AIM OF THE EXERCISE:
Which lines contain the string "Application"? Please list every one of them.

Collected data:
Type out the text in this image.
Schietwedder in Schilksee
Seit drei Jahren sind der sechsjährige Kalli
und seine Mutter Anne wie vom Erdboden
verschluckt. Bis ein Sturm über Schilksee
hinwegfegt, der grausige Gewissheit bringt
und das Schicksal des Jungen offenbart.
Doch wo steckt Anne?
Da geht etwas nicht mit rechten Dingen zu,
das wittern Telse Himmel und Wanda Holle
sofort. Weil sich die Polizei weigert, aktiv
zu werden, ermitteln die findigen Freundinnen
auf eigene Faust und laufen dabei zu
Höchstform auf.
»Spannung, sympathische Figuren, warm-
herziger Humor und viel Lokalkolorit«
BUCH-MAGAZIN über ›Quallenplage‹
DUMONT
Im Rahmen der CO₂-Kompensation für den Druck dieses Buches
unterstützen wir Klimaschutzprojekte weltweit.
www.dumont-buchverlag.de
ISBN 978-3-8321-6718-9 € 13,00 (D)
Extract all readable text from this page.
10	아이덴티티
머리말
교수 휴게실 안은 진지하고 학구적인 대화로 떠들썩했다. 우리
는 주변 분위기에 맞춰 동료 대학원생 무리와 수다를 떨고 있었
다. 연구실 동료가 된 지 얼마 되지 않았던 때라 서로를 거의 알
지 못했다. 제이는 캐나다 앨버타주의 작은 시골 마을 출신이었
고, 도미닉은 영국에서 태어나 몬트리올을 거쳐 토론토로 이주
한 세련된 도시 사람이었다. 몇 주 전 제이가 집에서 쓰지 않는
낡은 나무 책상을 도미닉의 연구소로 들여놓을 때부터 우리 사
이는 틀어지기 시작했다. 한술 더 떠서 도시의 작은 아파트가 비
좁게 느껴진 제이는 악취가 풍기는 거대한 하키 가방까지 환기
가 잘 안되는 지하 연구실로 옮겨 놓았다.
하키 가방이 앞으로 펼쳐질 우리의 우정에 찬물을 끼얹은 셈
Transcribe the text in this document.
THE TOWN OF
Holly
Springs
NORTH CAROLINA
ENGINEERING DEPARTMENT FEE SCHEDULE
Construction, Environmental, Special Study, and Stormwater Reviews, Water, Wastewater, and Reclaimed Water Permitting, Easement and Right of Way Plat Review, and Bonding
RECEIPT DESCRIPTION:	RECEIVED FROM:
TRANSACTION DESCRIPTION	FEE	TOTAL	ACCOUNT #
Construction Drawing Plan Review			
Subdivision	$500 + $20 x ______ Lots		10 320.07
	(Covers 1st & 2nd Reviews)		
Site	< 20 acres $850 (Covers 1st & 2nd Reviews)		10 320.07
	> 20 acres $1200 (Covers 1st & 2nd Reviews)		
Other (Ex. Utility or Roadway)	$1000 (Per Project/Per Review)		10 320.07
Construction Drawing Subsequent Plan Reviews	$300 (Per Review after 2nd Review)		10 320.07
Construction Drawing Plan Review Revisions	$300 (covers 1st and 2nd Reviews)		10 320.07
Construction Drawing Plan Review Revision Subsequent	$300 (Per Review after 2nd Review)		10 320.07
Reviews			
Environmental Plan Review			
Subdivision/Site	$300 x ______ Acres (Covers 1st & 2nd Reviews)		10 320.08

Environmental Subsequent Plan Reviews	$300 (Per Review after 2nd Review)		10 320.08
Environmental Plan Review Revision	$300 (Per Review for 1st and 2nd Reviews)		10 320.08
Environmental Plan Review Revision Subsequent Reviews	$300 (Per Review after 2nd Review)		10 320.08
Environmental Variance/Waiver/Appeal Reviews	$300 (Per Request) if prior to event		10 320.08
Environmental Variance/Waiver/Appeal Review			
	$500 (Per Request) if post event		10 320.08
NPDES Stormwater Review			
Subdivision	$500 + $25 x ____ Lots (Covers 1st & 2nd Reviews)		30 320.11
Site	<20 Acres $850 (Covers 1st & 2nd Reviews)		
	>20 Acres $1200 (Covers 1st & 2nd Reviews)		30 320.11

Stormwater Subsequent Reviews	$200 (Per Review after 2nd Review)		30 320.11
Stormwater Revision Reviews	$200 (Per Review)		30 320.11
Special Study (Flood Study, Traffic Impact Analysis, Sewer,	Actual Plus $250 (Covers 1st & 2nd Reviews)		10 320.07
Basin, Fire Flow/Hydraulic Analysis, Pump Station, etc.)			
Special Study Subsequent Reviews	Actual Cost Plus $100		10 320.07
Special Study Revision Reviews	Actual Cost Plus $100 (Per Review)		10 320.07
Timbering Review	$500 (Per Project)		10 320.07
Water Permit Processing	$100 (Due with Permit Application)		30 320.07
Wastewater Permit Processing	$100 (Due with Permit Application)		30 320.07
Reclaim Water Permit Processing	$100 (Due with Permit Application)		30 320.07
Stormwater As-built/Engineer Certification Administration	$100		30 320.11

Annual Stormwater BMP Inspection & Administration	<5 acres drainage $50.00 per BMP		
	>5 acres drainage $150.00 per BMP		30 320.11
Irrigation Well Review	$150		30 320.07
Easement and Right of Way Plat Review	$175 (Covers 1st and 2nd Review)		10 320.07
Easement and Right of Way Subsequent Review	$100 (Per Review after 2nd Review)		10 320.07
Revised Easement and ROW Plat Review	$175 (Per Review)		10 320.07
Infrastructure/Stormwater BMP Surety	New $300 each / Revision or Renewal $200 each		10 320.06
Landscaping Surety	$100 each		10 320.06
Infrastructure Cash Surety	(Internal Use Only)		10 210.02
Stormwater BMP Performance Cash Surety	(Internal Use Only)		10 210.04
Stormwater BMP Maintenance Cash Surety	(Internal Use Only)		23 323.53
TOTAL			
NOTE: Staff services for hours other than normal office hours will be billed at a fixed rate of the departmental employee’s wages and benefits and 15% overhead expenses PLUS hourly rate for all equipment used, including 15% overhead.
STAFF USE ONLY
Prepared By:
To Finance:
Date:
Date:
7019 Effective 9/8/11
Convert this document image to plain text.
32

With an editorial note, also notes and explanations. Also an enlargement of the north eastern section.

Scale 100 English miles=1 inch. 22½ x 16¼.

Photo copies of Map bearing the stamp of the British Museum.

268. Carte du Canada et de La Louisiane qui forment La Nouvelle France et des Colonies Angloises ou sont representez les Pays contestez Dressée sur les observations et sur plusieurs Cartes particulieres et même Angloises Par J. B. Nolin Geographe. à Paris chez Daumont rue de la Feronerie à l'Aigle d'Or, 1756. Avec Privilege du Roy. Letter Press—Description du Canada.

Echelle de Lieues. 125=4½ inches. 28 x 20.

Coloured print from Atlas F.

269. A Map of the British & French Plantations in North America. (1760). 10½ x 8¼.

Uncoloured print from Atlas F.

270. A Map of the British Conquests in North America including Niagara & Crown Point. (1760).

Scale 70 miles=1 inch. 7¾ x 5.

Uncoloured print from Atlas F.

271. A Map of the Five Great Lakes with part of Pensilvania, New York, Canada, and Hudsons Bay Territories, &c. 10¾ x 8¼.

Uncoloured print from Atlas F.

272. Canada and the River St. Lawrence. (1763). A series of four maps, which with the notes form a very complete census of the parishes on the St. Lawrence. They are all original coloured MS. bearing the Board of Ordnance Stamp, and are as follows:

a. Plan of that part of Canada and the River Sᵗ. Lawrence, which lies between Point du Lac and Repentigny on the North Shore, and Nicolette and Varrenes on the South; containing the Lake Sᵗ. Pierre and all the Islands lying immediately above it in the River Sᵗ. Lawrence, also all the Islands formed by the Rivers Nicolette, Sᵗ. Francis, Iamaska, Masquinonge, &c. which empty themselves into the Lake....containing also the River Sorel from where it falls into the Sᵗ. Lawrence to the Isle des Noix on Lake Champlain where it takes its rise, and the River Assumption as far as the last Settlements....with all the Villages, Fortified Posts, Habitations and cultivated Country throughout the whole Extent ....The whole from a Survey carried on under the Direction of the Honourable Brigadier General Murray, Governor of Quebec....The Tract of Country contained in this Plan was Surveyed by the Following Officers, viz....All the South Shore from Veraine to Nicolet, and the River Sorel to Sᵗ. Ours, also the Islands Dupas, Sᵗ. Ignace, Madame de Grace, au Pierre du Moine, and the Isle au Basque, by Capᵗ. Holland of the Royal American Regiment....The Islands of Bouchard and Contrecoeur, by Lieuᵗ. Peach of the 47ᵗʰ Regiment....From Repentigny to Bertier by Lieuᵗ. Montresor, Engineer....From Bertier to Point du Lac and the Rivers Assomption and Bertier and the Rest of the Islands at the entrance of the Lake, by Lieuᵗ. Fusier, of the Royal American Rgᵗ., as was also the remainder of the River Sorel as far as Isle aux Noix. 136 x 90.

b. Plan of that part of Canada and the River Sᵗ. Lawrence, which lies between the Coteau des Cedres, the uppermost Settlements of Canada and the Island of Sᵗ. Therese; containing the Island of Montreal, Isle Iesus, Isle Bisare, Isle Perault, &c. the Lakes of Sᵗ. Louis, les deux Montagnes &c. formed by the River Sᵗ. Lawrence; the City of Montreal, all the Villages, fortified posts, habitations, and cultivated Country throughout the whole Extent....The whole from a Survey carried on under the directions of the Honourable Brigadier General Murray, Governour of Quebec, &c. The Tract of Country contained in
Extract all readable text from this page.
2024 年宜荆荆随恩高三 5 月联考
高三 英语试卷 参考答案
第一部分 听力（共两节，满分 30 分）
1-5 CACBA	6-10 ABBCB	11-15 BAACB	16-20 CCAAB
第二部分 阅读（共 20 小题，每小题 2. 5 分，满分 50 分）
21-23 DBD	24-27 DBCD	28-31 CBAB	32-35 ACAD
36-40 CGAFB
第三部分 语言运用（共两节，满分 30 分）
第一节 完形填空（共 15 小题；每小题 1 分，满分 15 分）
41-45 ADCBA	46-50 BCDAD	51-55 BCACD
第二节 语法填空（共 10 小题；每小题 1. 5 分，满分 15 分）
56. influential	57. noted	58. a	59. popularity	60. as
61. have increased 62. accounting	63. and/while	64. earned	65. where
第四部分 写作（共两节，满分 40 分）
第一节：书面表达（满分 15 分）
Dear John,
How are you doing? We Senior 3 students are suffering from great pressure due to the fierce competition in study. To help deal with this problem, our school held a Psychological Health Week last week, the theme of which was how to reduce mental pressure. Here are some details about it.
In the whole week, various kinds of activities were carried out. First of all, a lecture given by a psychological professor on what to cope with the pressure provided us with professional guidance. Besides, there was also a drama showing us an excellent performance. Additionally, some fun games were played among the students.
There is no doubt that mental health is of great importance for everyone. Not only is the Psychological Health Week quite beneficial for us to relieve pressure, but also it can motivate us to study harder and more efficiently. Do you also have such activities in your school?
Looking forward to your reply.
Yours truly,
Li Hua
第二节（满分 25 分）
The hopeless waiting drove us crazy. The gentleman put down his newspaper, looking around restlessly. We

EXERCISE SOLUTION:
Water Permit Processing	$100 (Due with Permit Application)		30 320.07
Wastewater Permit Processing	$100 (Due with Permit Application)		30 320.07
Reclaim Water Permit Processing	$100 (Due with Permit Application)		30 320.07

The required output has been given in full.